Description of the task> Convert each non-blank line of the entries into a row of a Markdown table with two columns, Row and Entry line. Number the rows in order and cover every entry.

A run of entries:

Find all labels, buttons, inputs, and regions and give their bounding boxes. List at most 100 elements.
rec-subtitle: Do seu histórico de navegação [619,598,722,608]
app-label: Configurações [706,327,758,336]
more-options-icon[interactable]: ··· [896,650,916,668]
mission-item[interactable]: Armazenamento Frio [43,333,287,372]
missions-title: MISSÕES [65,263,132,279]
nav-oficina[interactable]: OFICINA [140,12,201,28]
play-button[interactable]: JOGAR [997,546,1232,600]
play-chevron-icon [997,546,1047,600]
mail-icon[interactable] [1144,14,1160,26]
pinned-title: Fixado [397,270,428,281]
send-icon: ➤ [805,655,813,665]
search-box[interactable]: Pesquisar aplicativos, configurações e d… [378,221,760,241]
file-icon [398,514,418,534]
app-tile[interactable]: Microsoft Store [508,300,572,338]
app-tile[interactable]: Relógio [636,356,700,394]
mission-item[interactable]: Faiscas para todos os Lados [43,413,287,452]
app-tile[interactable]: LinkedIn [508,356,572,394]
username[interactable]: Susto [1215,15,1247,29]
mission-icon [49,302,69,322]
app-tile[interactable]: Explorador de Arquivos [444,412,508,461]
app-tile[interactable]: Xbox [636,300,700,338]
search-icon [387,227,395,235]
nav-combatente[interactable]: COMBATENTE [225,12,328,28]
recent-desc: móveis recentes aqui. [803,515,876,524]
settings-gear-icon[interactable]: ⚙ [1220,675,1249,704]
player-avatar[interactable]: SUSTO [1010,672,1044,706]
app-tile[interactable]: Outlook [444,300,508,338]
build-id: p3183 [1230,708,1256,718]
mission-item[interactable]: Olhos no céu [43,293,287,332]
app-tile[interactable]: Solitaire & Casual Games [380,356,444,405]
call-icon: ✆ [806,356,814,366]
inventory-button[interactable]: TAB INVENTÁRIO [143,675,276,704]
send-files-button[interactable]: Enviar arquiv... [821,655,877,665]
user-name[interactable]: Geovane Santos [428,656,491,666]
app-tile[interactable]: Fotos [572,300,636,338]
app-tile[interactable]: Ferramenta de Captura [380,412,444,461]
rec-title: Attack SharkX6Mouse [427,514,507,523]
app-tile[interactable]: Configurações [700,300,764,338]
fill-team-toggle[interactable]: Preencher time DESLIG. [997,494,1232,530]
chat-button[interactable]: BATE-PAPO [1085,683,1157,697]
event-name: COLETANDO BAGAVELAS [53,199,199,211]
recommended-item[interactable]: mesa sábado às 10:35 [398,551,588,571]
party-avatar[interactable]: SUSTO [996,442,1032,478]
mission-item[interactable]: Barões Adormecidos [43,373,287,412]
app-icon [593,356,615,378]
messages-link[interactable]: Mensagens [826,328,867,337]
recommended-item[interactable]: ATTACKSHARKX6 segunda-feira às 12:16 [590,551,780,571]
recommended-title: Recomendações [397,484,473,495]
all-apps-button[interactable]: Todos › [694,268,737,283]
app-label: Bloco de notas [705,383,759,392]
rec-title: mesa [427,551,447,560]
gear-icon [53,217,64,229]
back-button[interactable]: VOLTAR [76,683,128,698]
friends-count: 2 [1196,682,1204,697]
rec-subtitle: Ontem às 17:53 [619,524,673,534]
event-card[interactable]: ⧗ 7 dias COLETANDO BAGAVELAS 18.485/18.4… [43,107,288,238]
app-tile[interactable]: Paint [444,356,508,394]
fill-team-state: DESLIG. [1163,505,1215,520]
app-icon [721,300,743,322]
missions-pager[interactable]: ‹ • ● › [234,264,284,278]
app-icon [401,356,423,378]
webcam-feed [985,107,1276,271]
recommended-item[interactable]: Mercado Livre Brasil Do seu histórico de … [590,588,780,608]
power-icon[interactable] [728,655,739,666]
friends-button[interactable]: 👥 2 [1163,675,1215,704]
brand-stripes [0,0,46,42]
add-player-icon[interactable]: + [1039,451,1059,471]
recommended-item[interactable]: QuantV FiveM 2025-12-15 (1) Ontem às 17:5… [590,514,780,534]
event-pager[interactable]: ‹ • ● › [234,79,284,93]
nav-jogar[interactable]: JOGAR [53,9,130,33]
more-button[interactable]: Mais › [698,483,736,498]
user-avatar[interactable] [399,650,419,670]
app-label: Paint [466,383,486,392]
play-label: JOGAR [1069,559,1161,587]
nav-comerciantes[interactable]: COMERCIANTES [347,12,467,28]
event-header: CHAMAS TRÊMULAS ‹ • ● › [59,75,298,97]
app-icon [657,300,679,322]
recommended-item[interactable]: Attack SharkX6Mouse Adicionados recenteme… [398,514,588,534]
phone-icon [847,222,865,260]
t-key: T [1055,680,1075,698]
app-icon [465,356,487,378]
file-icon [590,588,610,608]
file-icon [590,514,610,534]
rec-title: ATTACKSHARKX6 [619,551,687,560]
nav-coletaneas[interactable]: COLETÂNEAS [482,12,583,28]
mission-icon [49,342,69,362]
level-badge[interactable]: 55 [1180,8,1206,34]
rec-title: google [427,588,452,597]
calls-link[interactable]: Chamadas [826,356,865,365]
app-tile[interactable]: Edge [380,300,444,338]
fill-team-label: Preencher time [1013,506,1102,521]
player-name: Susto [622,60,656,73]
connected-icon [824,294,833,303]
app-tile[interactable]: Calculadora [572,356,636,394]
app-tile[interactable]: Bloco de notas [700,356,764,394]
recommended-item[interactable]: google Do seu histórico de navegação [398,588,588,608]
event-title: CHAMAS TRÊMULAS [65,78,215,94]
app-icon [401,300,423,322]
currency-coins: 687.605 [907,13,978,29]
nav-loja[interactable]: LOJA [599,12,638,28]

Final result>
| Row | Entry line |
|---|---|
| 1 | Find all labels, buttons, inputs, and regions and give their bounding boxes. List at most 100 elements. |
| 2 | rec-subtitle: Do seu histórico de navegação [619,598,722,608] |
| 3 | app-label: Configurações [706,327,758,336] |
| 4 | more-options-icon[interactable]: ··· [896,650,916,668] |
| 5 | mission-item[interactable]: Armazenamento Frio [43,333,287,372] |
| 6 | missions-title: MISSÕES [65,263,132,279] |
| 7 | nav-oficina[interactable]: OFICINA [140,12,201,28] |
| 8 | play-button[interactable]: JOGAR [997,546,1232,600] |
| 9 | play-chevron-icon [997,546,1047,600] |
| 10 | mail-icon[interactable] [1144,14,1160,26] |
| 11 | pinned-title: Fixado [397,270,428,281] |
| 12 | send-icon: ➤ [805,655,813,665] |
| 13 | search-box[interactable]: Pesquisar aplicativos, configurações e d… [378,221,760,241] |
| 14 | file-icon [398,514,418,534] |
| 15 | app-tile[interactable]: Microsoft Store [508,300,572,338] |
| 16 | app-tile[interactable]: Relógio [636,356,700,394] |
| 17 | mission-item[interactable]: Faiscas para todos os Lados [43,413,287,452] |
| 18 | app-tile[interactable]: LinkedIn [508,356,572,394] |
| 19 | username[interactable]: Susto [1215,15,1247,29] |
| 20 | mission-icon [49,302,69,322] |
| 21 | app-tile[interactable]: Explorador de Arquivos [444,412,508,461] |
| 22 | app-tile[interactable]: Xbox [636,300,700,338] |
| 23 | search-icon [387,227,395,235] |
| 24 | nav-combatente[interactable]: COMBATENTE [225,12,328,28] |
| 25 | recent-desc: móveis recentes aqui. [803,515,876,524] |
| 26 | settings-gear-icon[interactable]: ⚙ [1220,675,1249,704] |
| 27 | player-avatar[interactable]: SUSTO [1010,672,1044,706] |
| 28 | app-tile[interactable]: Outlook [444,300,508,338] |
| 29 | build-id: p3183 [1230,708,1256,718] |
| 30 | mission-item[interactable]: Olhos no céu [43,293,287,332] |
| 31 | app-tile[interactable]: Solitaire & Casual Games [380,356,444,405] |
| 32 | call-icon: ✆ [806,356,814,366] |
| 33 | inventory-button[interactable]: TAB INVENTÁRIO [143,675,276,704] |
| 34 | send-files-button[interactable]: Enviar arquiv... [821,655,877,665] |
| 35 | user-name[interactable]: Geovane Santos [428,656,491,666] |
| 36 | app-tile[interactable]: Fotos [572,300,636,338] |
| 37 | app-tile[interactable]: Ferramenta de Captura [380,412,444,461] |
| 38 | rec-title: Attack SharkX6Mouse [427,514,507,523] |
| 39 | app-tile[interactable]: Configurações [700,300,764,338] |
| 40 | fill-team-toggle[interactable]: Preencher time DESLIG. [997,494,1232,530] |
| 41 | chat-button[interactable]: BATE-PAPO [1085,683,1157,697] |
| 42 | event-name: COLETANDO BAGAVELAS [53,199,199,211] |
| 43 | recommended-item[interactable]: mesa sábado às 10:35 [398,551,588,571] |
| 44 | party-avatar[interactable]: SUSTO [996,442,1032,478] |
| 45 | mission-item[interactable]: Barões Adormecidos [43,373,287,412] |
| 46 | app-icon [593,356,615,378] |
| 47 | messages-link[interactable]: Mensagens [826,328,867,337] |
| 48 | recommended-item[interactable]: ATTACKSHARKX6 segunda-feira às 12:16 [590,551,780,571] |
| 49 | recommended-title: Recomendações [397,484,473,495] |
| 50 | all-apps-button[interactable]: Todos › [694,268,737,283] |
| 51 | app-label: Bloco de notas [705,383,759,392] |
| 52 | rec-title: mesa [427,551,447,560] |
| 53 | gear-icon [53,217,64,229] |
| 54 | back-button[interactable]: VOLTAR [76,683,128,698] |
| 55 | friends-count: 2 [1196,682,1204,697] |
| 56 | rec-subtitle: Ontem às 17:53 [619,524,673,534] |
| 57 | event-card[interactable]: ⧗ 7 dias COLETANDO BAGAVELAS 18.485/18.4… [43,107,288,238] |
| 58 | app-tile[interactable]: Paint [444,356,508,394] |
| 59 | fill-team-state: DESLIG. [1163,505,1215,520] |
| 60 | app-icon [721,300,743,322] |
| 61 | missions-pager[interactable]: ‹ • ● › [234,264,284,278] |
| 62 | app-icon [401,356,423,378] |
| 63 | webcam-feed [985,107,1276,271] |
| 64 | recommended-item[interactable]: Mercado Livre Brasil Do seu histórico de … [590,588,780,608] |
| 65 | power-icon[interactable] [728,655,739,666] |
| 66 | friends-button[interactable]: 👥 2 [1163,675,1215,704] |
| 67 | brand-stripes [0,0,46,42] |
| 68 | add-player-icon[interactable]: + [1039,451,1059,471] |
| 69 | recommended-item[interactable]: QuantV FiveM 2025-12-15 (1) Ontem às 17:5… [590,514,780,534] |
| 70 | event-pager[interactable]: ‹ • ● › [234,79,284,93] |
| 71 | nav-jogar[interactable]: JOGAR [53,9,130,33] |
| 72 | more-button[interactable]: Mais › [698,483,736,498] |
| 73 | user-avatar[interactable] [399,650,419,670] |
| 74 | app-label: Paint [466,383,486,392] |
| 75 | play-label: JOGAR [1069,559,1161,587] |
| 76 | nav-comerciantes[interactable]: COMERCIANTES [347,12,467,28] |
| 77 | event-header: CHAMAS TRÊMULAS ‹ • ● › [59,75,298,97] |
| 78 | app-icon [657,300,679,322] |
| 79 | recommended-item[interactable]: Attack SharkX6Mouse Adicionados recenteme… [398,514,588,534] |
| 80 | phone-icon [847,222,865,260] |
| 81 | t-key: T [1055,680,1075,698] |
| 82 | app-icon [465,356,487,378] |
| 83 | file-icon [590,588,610,608] |
| 84 | file-icon [590,514,610,534] |
| 85 | rec-title: ATTACKSHARKX6 [619,551,687,560] |
| 86 | nav-coletaneas[interactable]: COLETÂNEAS [482,12,583,28] |
| 87 | mission-icon [49,342,69,362] |
| 88 | level-badge[interactable]: 55 [1180,8,1206,34] |
| 89 | rec-title: google [427,588,452,597] |
| 90 | calls-link[interactable]: Chamadas [826,356,865,365] |
| 91 | app-tile[interactable]: Edge [380,300,444,338] |
| 92 | fill-team-label: Preencher time [1013,506,1102,521] |
| 93 | player-name: Susto [622,60,656,73] |
| 94 | connected-icon [824,294,833,303] |
| 95 | app-tile[interactable]: Calculadora [572,356,636,394] |
| 96 | app-tile[interactable]: Bloco de notas [700,356,764,394] |
| 97 | recommended-item[interactable]: google Do seu histórico de navegação [398,588,588,608] |
| 98 | event-title: CHAMAS TRÊMULAS [65,78,215,94] |
| 99 | app-icon [401,300,423,322] |
| 100 | currency-coins: 687.605 [907,13,978,29] |
| 101 | nav-loja[interactable]: LOJA [599,12,638,28] |